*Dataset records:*
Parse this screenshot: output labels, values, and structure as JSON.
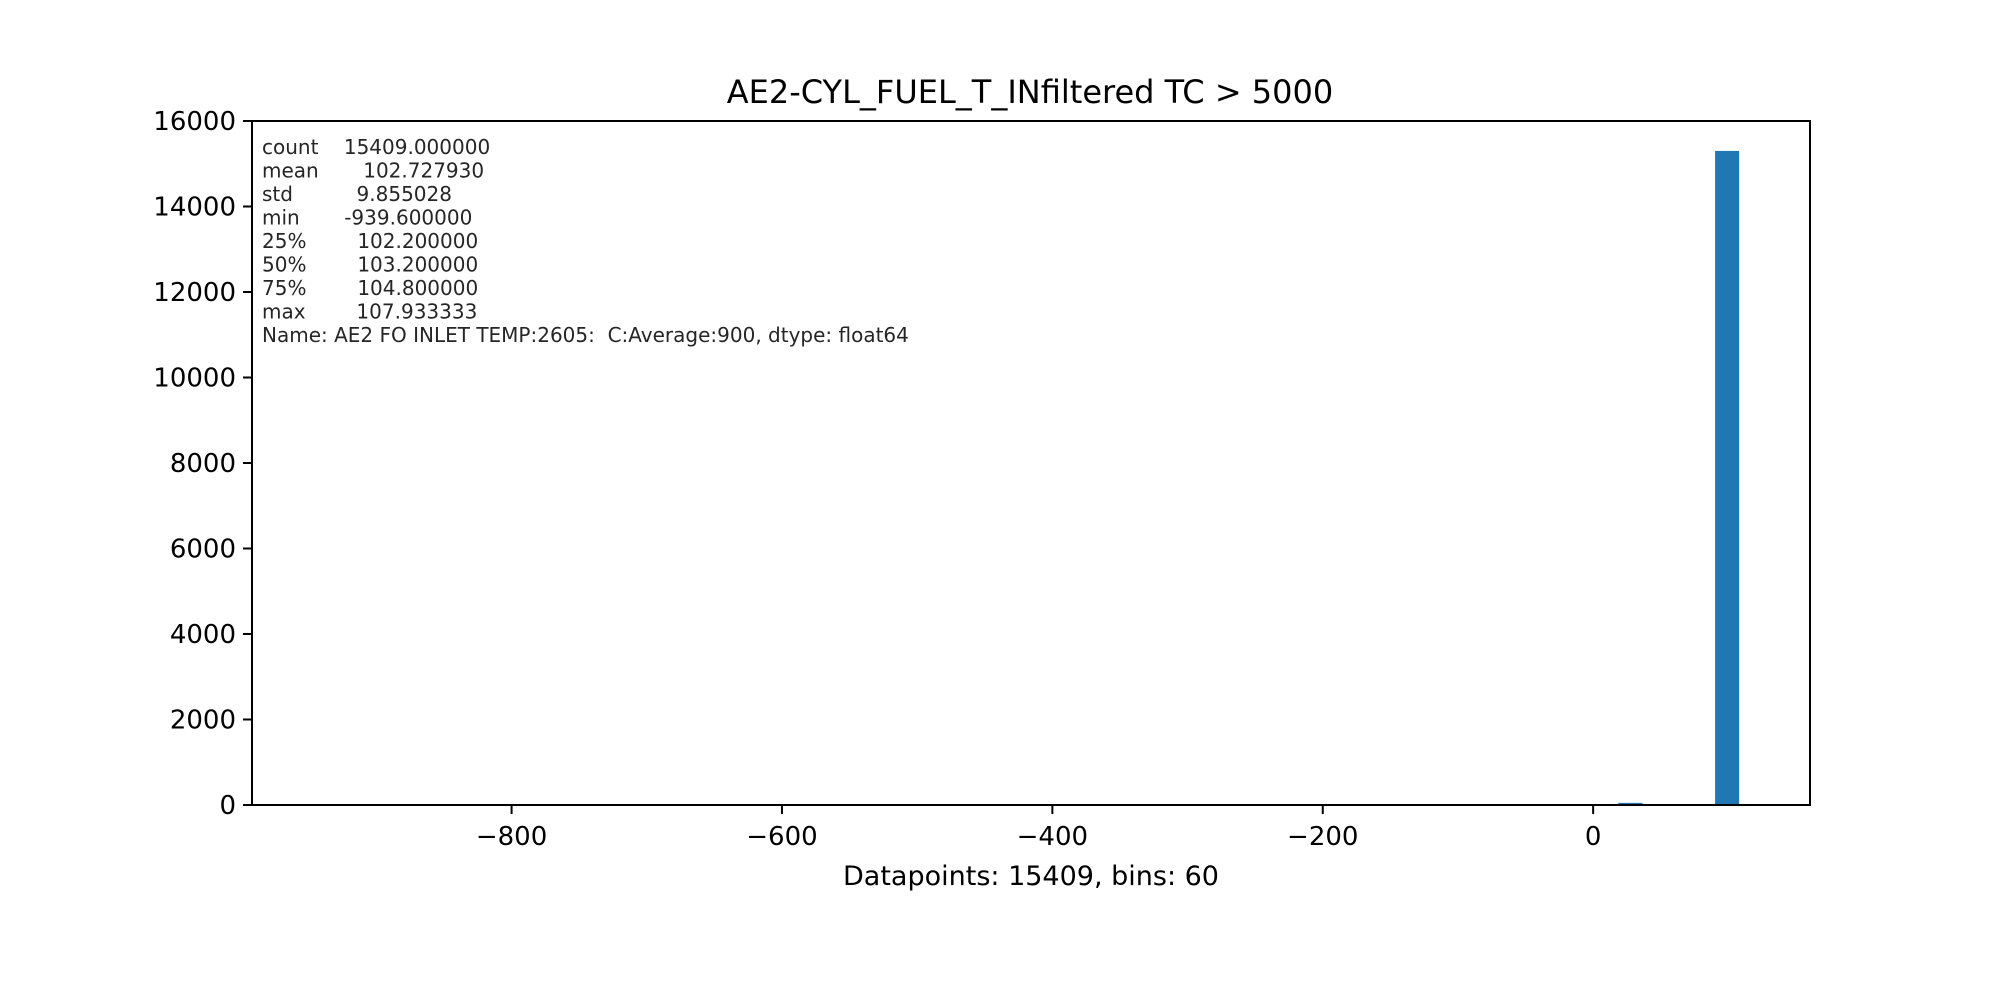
{
  "chart_data": {
    "type": "bar",
    "title": "AE2-CYL_FUEL_T_INfiltered TC > 5000",
    "xlabel": "Datapoints: 15409, bins: 60",
    "ylabel": "",
    "xlim": [
      -992.0,
      160.4
    ],
    "ylim": [
      0,
      16000
    ],
    "bin_width": 17.8922,
    "bins": [
      {
        "x0": 18.6,
        "x1": 36.5,
        "count": 50
      },
      {
        "x0": 90.2,
        "x1": 108.0,
        "count": 15300
      }
    ],
    "x_ticks": [
      {
        "value": -800,
        "label": "−800"
      },
      {
        "value": -600,
        "label": "−600"
      },
      {
        "value": -400,
        "label": "−400"
      },
      {
        "value": -200,
        "label": "−200"
      },
      {
        "value": 0,
        "label": "0"
      }
    ],
    "y_ticks": [
      {
        "value": 0,
        "label": "0"
      },
      {
        "value": 2000,
        "label": "2000"
      },
      {
        "value": 4000,
        "label": "4000"
      },
      {
        "value": 6000,
        "label": "6000"
      },
      {
        "value": 8000,
        "label": "8000"
      },
      {
        "value": 10000,
        "label": "10000"
      },
      {
        "value": 12000,
        "label": "12000"
      },
      {
        "value": 14000,
        "label": "14000"
      },
      {
        "value": 16000,
        "label": "16000"
      }
    ],
    "bar_color": "#1f77b4",
    "grid": false,
    "legend": false,
    "stats_lines": [
      "count    15409.000000",
      "mean       102.727930",
      "std          9.855028",
      "min       -939.600000",
      "25%        102.200000",
      "50%        103.200000",
      "75%        104.800000",
      "max        107.933333",
      "Name: AE2 FO INLET TEMP:2605:  C:Average:900, dtype: float64"
    ]
  }
}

*EXERCISE:*
Gather all lines where the word "count" appears.

*EXPECTED ANSWER:*
        "count": 50
        "count": 15300
      "count    15409.000000",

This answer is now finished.